== Supplied data ==

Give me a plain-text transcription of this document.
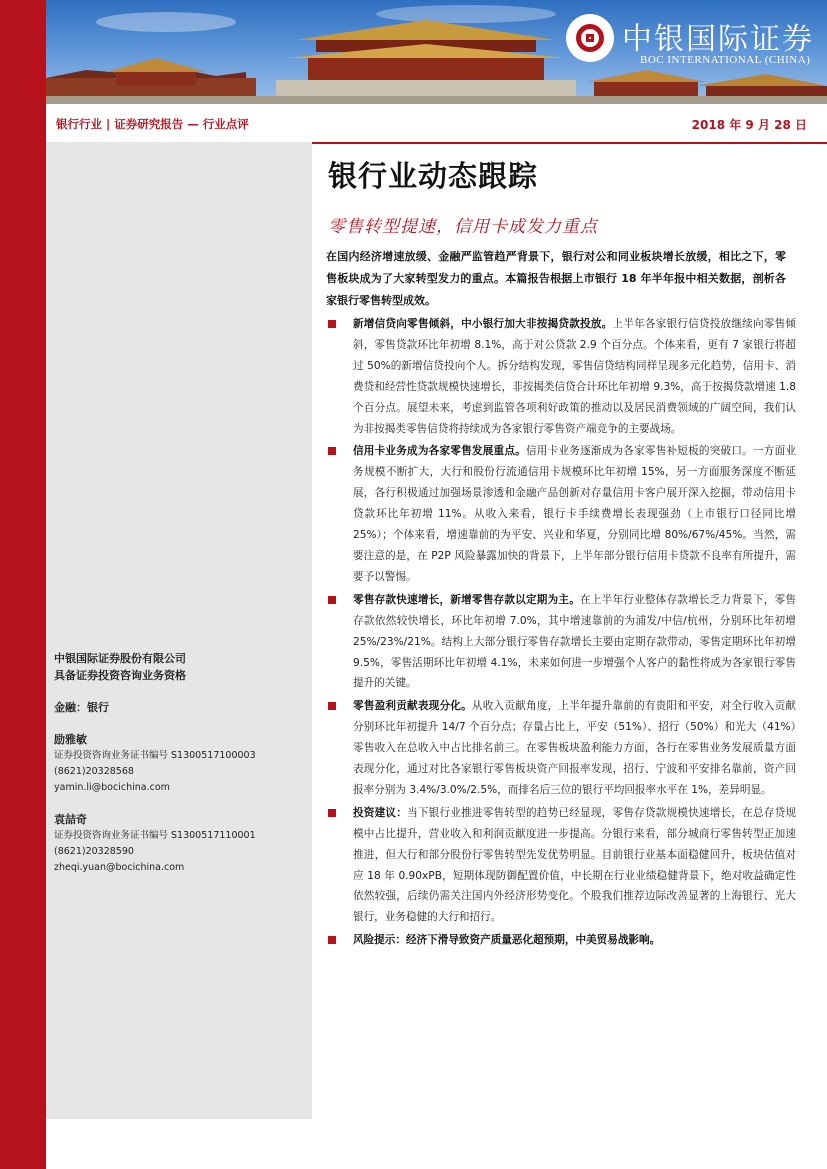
中银国际证券
BOC INTERNATIONAL (CHINA)
银行行业 | 证券研究报告 — 行业点评	2018 年 9 月 28 日
中银国际证券股份有限公司
具备证券投资咨询业务资格
金融：银行
励雅敏
证券投资咨询业务证书编号 S1300517100003
(8621)20328568
yamin.li@bocichina.com
袁喆奇
证券投资咨询业务证书编号 S1300517110001
(8621)20328590
zheqi.yuan@bocichina.com
银行业动态跟踪
零售转型提速，信用卡成发力重点
在国内经济增速放缓、金融严监管趋严背景下，银行对公和同业板块增长放缓，相比之下，零售板块成为了大家转型发力的重点。本篇报告根据上市银行 18 年半年报中相关数据，剖析各家银行零售转型成效。
新增信贷向零售倾斜，中小银行加大非按揭贷款投放。上半年各家银行信贷投放继续向零售倾斜，零售贷款环比年初增 8.1%，高于对公贷款 2.9 个百分点。个体来看，更有 7 家银行将超过 50%的新增信贷投向个人。拆分结构发现，零售信贷结构同样呈现多元化趋势，信用卡、消费贷和经营性贷款规模快速增长，非按揭类信贷合计环比年初增 9.3%，高于按揭贷款增速 1.8 个百分点。展望未来，考虑到监管各项利好政策的推动以及居民消费领域的广阔空间，我们认为非按揭类零售信贷将持续成为各家银行零售资产端竞争的主要战场。
信用卡业务成为各家零售发展重点。信用卡业务逐渐成为各家零售补短板的突破口。一方面业务规模不断扩大，大行和股份行流通信用卡规模环比年初增 15%，另一方面服务深度不断延展，各行积极通过加强场景渗透和金融产品创新对存量信用卡客户展开深入挖掘，带动信用卡贷款环比年初增 11%。从收入来看，银行卡手续费增长表现强劲（上市银行口径同比增 25%）；个体来看，增速靠前的为平安、兴业和华夏，分别同比增 80%/67%/45%。当然，需要注意的是，在 P2P 风险暴露加快的背景下，上半年部分银行信用卡贷款不良率有所提升，需要予以警惕。
零售存款快速增长，新增零售存款以定期为主。在上半年行业整体存款增长乏力背景下，零售存款依然较快增长，环比年初增 7.0%，其中增速靠前的为浦发/中信/杭州，分别环比年初增 25%/23%/21%。结构上大部分银行零售存款增长主要由定期存款带动，零售定期环比年初增 9.5%，零售活期环比年初增 4.1%，未来如何进一步增强个人客户的黏性将成为各家银行零售提升的关键。
零售盈利贡献表现分化。从收入贡献角度，上半年提升靠前的有贵阳和平安，对全行收入贡献分别环比年初提升 14/7 个百分点；存量占比上，平安（51%）、招行（50%）和光大（41%）零售收入在总收入中占比排名前三。在零售板块盈利能力方面，各行在零售业务发展质量方面表现分化，通过对比各家银行零售板块资产回报率发现，招行、宁波和平安排名靠前，资产回报率分别为 3.4%/3.0%/2.5%，而排名后三位的银行平均回报率水平在 1%，差异明显。
投资建议：当下银行业推进零售转型的趋势已经显现，零售存贷款规模快速增长，在总存贷规模中占比提升，营业收入和利润贡献度进一步提高。分银行来看，部分城商行零售转型正加速推进，但大行和部分股份行零售转型先发优势明显。目前银行业基本面稳健回升，板块估值对应 18 年 0.90xPB，短期体现防御配置价值，中长期在行业业绩稳健背景下，绝对收益确定性依然较强，后续仍需关注国内外经济形势变化。个股我们推荐边际改善显著的上海银行、光大银行，业务稳健的大行和招行。
风险提示：经济下滑导致资产质量恶化超预期，中美贸易战影响。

== What to work on ==
Find and copy every line in the entries above where the string "个体来看" occurs.

== Output for this exercise ==
新增信贷向零售倾斜，中小银行加大非按揭贷款投放。上半年各家银行信贷投放继续向零售倾斜，零售贷款环比年初增 8.1%，高于对公贷款 2.9 个百分点。个体来看，更有 7 家银行将超过 50%的新增信贷投向个人。拆分结构发现，零售信贷结构同样呈现多元化趋势，信用卡、消费贷和经营性贷款规模快速增长，非按揭类信贷合计环比年初增 9.3%，高于按揭贷款增速 1.8 个百分点。展望未来，考虑到监管各项利好政策的推动以及居民消费领域的广阔空间，我们认为非按揭类零售信贷将持续成为各家银行零售资产端竞争的主要战场。
信用卡业务成为各家零售发展重点。信用卡业务逐渐成为各家零售补短板的突破口。一方面业务规模不断扩大，大行和股份行流通信用卡规模环比年初增 15%，另一方面服务深度不断延展，各行积极通过加强场景渗透和金融产品创新对存量信用卡客户展开深入挖掘，带动信用卡贷款环比年初增 11%。从收入来看，银行卡手续费增长表现强劲（上市银行口径同比增 25%）；个体来看，增速靠前的为平安、兴业和华夏，分别同比增 80%/67%/45%。当然，需要注意的是，在 P2P 风险暴露加快的背景下，上半年部分银行信用卡贷款不良率有所提升，需要予以警惕。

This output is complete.